**Data extract**
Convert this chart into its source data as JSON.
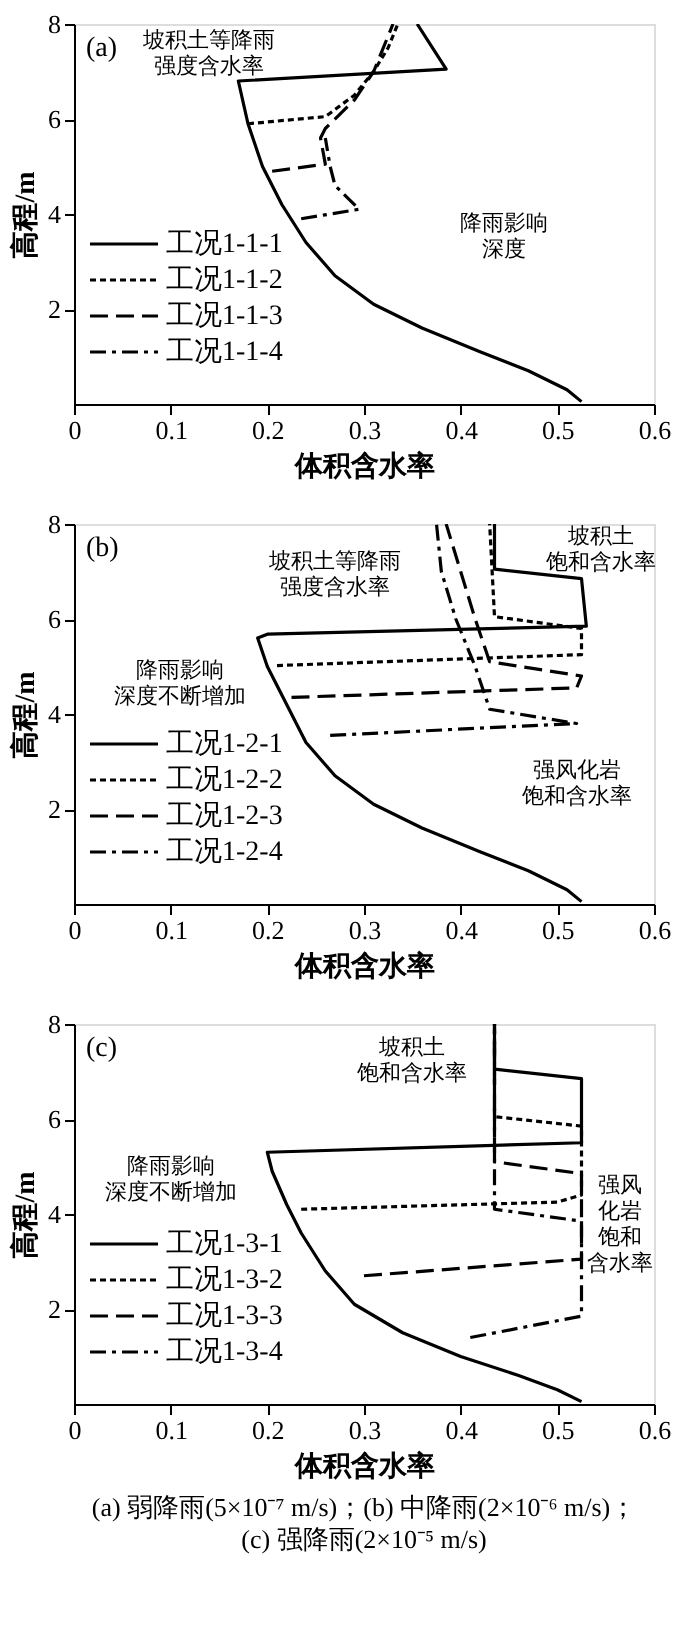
{
  "chart_data": [
    {
      "type": "line",
      "title": "(a)",
      "xlabel": "体积含水率",
      "ylabel": "高程/m",
      "xlim": [
        0,
        0.6
      ],
      "ylim": [
        0,
        8
      ],
      "xticks": [
        0,
        0.1,
        0.2,
        0.3,
        0.4,
        0.5,
        0.6
      ],
      "yticks": [
        2,
        4,
        6,
        8
      ],
      "legend": "bottom left",
      "grid": false,
      "annotations": [
        "坡积土等降雨强度含水率",
        "降雨影响深度"
      ],
      "series": [
        {
          "name": "工况1-1-1",
          "color": "#000000",
          "line_style": "solid",
          "x": [
            0.525,
            0.51,
            0.47,
            0.42,
            0.36,
            0.31,
            0.27,
            0.24,
            0.215,
            0.195,
            0.18,
            0.17,
            0.385,
            0.355
          ],
          "values": [
            0.05,
            0.3,
            0.7,
            1.1,
            1.6,
            2.1,
            2.7,
            3.4,
            4.2,
            5.0,
            5.9,
            6.8,
            7.05,
            8
          ]
        },
        {
          "name": "工况1-1-2",
          "color": "#000000",
          "line_style": "dotted",
          "x": [
            0.18,
            0.26,
            0.29,
            0.31,
            0.325,
            0.335
          ],
          "values": [
            5.9,
            6.05,
            6.5,
            7.0,
            7.5,
            8
          ]
        },
        {
          "name": "工况1-1-3",
          "color": "#000000",
          "line_style": "dashed",
          "x": [
            0.205,
            0.26,
            0.255,
            0.26,
            0.29,
            0.31,
            0.33
          ],
          "values": [
            4.9,
            5.05,
            5.6,
            5.8,
            6.4,
            7.0,
            8
          ]
        },
        {
          "name": "工况1-1-4",
          "color": "#000000",
          "line_style": "dashdot",
          "x": [
            0.235,
            0.295,
            0.27,
            0.265,
            0.26
          ],
          "values": [
            3.9,
            4.1,
            4.6,
            5.0,
            5.6
          ]
        }
      ]
    },
    {
      "type": "line",
      "title": "(b)",
      "xlabel": "体积含水率",
      "ylabel": "高程/m",
      "xlim": [
        0,
        0.6
      ],
      "ylim": [
        0,
        8
      ],
      "xticks": [
        0,
        0.1,
        0.2,
        0.3,
        0.4,
        0.5,
        0.6
      ],
      "yticks": [
        2,
        4,
        6,
        8
      ],
      "legend": "bottom left",
      "grid": false,
      "annotations": [
        "坡积土等降雨强度含水率",
        "坡积土饱和含水率",
        "降雨影响深度不断增加",
        "强风化岩饱和含水率"
      ],
      "series": [
        {
          "name": "工况1-2-1",
          "color": "#000000",
          "line_style": "solid",
          "x": [
            0.525,
            0.51,
            0.47,
            0.42,
            0.36,
            0.31,
            0.27,
            0.24,
            0.22,
            0.2,
            0.19,
            0.2,
            0.53,
            0.525,
            0.435,
            0.435
          ],
          "values": [
            0.05,
            0.3,
            0.7,
            1.1,
            1.6,
            2.1,
            2.7,
            3.4,
            4.2,
            5.0,
            5.6,
            5.68,
            5.85,
            6.85,
            7.05,
            8
          ]
        },
        {
          "name": "工况1-2-2",
          "color": "#000000",
          "line_style": "dotted",
          "x": [
            0.21,
            0.525,
            0.525,
            0.435,
            0.43
          ],
          "values": [
            5.02,
            5.25,
            5.8,
            6.05,
            8
          ]
        },
        {
          "name": "工况1-2-3",
          "color": "#000000",
          "line_style": "dashed",
          "x": [
            0.225,
            0.52,
            0.525,
            0.43,
            0.415,
            0.4,
            0.385
          ],
          "values": [
            4.35,
            4.55,
            4.8,
            5.1,
            6.0,
            7.0,
            8
          ]
        },
        {
          "name": "工况1-2-4",
          "color": "#000000",
          "line_style": "dashdot",
          "x": [
            0.265,
            0.52,
            0.43,
            0.415,
            0.395,
            0.38,
            0.375
          ],
          "values": [
            3.55,
            3.8,
            4.1,
            5.0,
            6.0,
            7.0,
            8
          ]
        }
      ]
    },
    {
      "type": "line",
      "title": "(c)",
      "xlabel": "体积含水率",
      "ylabel": "高程/m",
      "xlim": [
        0,
        0.6
      ],
      "ylim": [
        0,
        8
      ],
      "xticks": [
        0,
        0.1,
        0.2,
        0.3,
        0.4,
        0.5,
        0.6
      ],
      "yticks": [
        2,
        4,
        6,
        8
      ],
      "legend": "bottom left",
      "grid": false,
      "annotations": [
        "坡积土饱和含水率",
        "降雨影响深度不断增加",
        "强风化岩饱和含水率",
        "(a)  弱降雨(5×10⁻⁷ m/s)；(b)  中降雨(2×10⁻⁶ m/s)；",
        "(c)  强降雨(2×10⁻⁵ m/s)"
      ],
      "series": [
        {
          "name": "工况1-3-1",
          "color": "#000000",
          "line_style": "solid",
          "x": [
            0.525,
            0.5,
            0.46,
            0.4,
            0.34,
            0.29,
            0.26,
            0.235,
            0.22,
            0.205,
            0.2,
            0.525,
            0.525,
            0.435,
            0.435
          ],
          "values": [
            0.05,
            0.3,
            0.6,
            1.0,
            1.5,
            2.1,
            2.8,
            3.6,
            4.2,
            4.9,
            5.3,
            5.5,
            6.85,
            7.05,
            8
          ]
        },
        {
          "name": "工况1-3-2",
          "color": "#000000",
          "line_style": "dotted",
          "x": [
            0.235,
            0.5,
            0.525,
            0.525,
            0.435,
            0.435
          ],
          "values": [
            4.1,
            4.25,
            4.4,
            5.85,
            6.05,
            8
          ]
        },
        {
          "name": "工况1-3-3",
          "color": "#000000",
          "line_style": "dashed",
          "x": [
            0.3,
            0.525,
            0.525,
            0.435,
            0.435
          ],
          "values": [
            2.7,
            3.05,
            4.85,
            5.1,
            8
          ]
        },
        {
          "name": "工况1-3-4",
          "color": "#000000",
          "line_style": "dashdot",
          "x": [
            0.41,
            0.525,
            0.525,
            0.435,
            0.435
          ],
          "values": [
            1.4,
            1.85,
            3.85,
            4.1,
            8
          ]
        }
      ]
    }
  ]
}
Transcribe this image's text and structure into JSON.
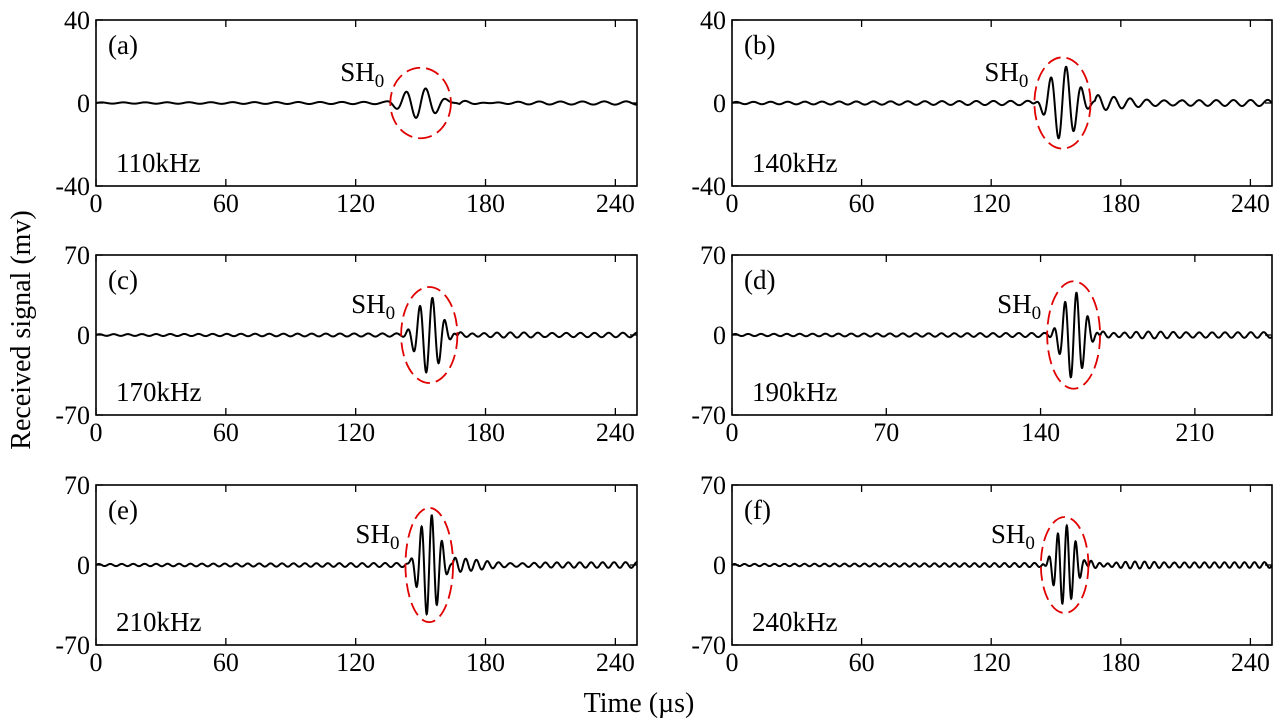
{
  "figure": {
    "ylabel": "Received signal (mv)",
    "xlabel": "Time (µs)"
  },
  "chart_data": [
    {
      "type": "line",
      "panel_label": "(a)",
      "frequency_label": "110kHz",
      "annotation": {
        "main": "SH",
        "sub": "0"
      },
      "xlim": [
        0,
        250
      ],
      "ylim": [
        -40,
        40
      ],
      "xticks": [
        0,
        60,
        120,
        180,
        240
      ],
      "yticks": [
        -40,
        0,
        40
      ],
      "packet": {
        "center": 150,
        "half_width": 18,
        "amplitude": 7,
        "carrier_khz": 110
      },
      "noise_amplitude": 0.8,
      "highlight": {
        "center_x": 150,
        "center_y": 0,
        "rx": 14,
        "ry": 17,
        "color": "#e00000"
      }
    },
    {
      "type": "line",
      "panel_label": "(b)",
      "frequency_label": "140kHz",
      "annotation": {
        "main": "SH",
        "sub": "0"
      },
      "xlim": [
        0,
        250
      ],
      "ylim": [
        -40,
        40
      ],
      "xticks": [
        0,
        60,
        120,
        180,
        240
      ],
      "yticks": [
        -40,
        0,
        40
      ],
      "packet": {
        "center": 153,
        "half_width": 15,
        "amplitude": 18,
        "carrier_khz": 140
      },
      "noise_amplitude": 1.5,
      "highlight": {
        "center_x": 153,
        "center_y": 0,
        "rx": 13,
        "ry": 22,
        "color": "#e00000"
      }
    },
    {
      "type": "line",
      "panel_label": "(c)",
      "frequency_label": "170kHz",
      "annotation": {
        "main": "SH",
        "sub": "0"
      },
      "xlim": [
        0,
        250
      ],
      "ylim": [
        -70,
        70
      ],
      "xticks": [
        0,
        60,
        120,
        180,
        240
      ],
      "yticks": [
        -70,
        0,
        70
      ],
      "packet": {
        "center": 154,
        "half_width": 13,
        "amplitude": 35,
        "carrier_khz": 170
      },
      "noise_amplitude": 2,
      "highlight": {
        "center_x": 154,
        "center_y": 0,
        "rx": 13,
        "ry": 42,
        "color": "#e00000"
      }
    },
    {
      "type": "line",
      "panel_label": "(d)",
      "frequency_label": "190kHz",
      "annotation": {
        "main": "SH",
        "sub": "0"
      },
      "xlim": [
        0,
        245
      ],
      "ylim": [
        -70,
        70
      ],
      "xticks": [
        0,
        70,
        140,
        210
      ],
      "yticks": [
        -70,
        0,
        70
      ],
      "packet": {
        "center": 155,
        "half_width": 12,
        "amplitude": 40,
        "carrier_khz": 190
      },
      "noise_amplitude": 2.5,
      "highlight": {
        "center_x": 155,
        "center_y": 0,
        "rx": 12,
        "ry": 47,
        "color": "#e00000"
      }
    },
    {
      "type": "line",
      "panel_label": "(e)",
      "frequency_label": "210kHz",
      "annotation": {
        "main": "SH",
        "sub": "0"
      },
      "xlim": [
        0,
        250
      ],
      "ylim": [
        -70,
        70
      ],
      "xticks": [
        0,
        60,
        120,
        180,
        240
      ],
      "yticks": [
        -70,
        0,
        70
      ],
      "packet": {
        "center": 154,
        "half_width": 11,
        "amplitude": 43,
        "carrier_khz": 210
      },
      "noise_amplitude": 2.5,
      "highlight": {
        "center_x": 154,
        "center_y": 0,
        "rx": 11,
        "ry": 50,
        "color": "#e00000"
      }
    },
    {
      "type": "line",
      "panel_label": "(f)",
      "frequency_label": "240kHz",
      "annotation": {
        "main": "SH",
        "sub": "0"
      },
      "xlim": [
        0,
        250
      ],
      "ylim": [
        -70,
        70
      ],
      "xticks": [
        0,
        60,
        120,
        180,
        240
      ],
      "yticks": [
        -70,
        0,
        70
      ],
      "packet": {
        "center": 154,
        "half_width": 11,
        "amplitude": 35,
        "carrier_khz": 240
      },
      "noise_amplitude": 2.5,
      "highlight": {
        "center_x": 154,
        "center_y": 0,
        "rx": 11,
        "ry": 42,
        "color": "#e00000"
      }
    }
  ]
}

**Short task**
Tally the lines holding the string "name" and give only the count.

**Task result**
12